Written task =
Of all the lines in the material, how many include the word "享乐主义和奢靡之风"? Give only the number.

Exercise material =
--

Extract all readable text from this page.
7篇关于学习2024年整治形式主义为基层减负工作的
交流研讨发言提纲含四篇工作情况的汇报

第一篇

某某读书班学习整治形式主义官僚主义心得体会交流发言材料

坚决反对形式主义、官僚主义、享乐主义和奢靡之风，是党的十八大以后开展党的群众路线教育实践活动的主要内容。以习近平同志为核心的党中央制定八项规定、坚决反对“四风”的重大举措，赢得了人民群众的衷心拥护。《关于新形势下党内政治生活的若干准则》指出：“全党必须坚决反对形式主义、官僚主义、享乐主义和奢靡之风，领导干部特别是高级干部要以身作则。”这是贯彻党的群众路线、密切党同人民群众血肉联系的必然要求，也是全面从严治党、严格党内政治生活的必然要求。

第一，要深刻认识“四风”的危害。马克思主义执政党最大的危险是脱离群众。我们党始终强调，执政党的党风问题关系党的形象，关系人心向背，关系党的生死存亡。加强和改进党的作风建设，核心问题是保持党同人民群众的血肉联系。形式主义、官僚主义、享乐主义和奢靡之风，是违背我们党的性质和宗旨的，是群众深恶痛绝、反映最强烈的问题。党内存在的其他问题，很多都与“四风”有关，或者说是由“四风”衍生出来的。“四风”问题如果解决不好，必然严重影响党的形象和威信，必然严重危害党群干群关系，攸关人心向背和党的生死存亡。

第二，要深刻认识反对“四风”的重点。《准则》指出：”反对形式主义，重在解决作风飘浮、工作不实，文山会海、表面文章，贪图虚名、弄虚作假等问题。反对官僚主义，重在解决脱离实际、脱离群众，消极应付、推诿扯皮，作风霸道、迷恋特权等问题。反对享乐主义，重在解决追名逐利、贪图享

--

Result for this exercise =
2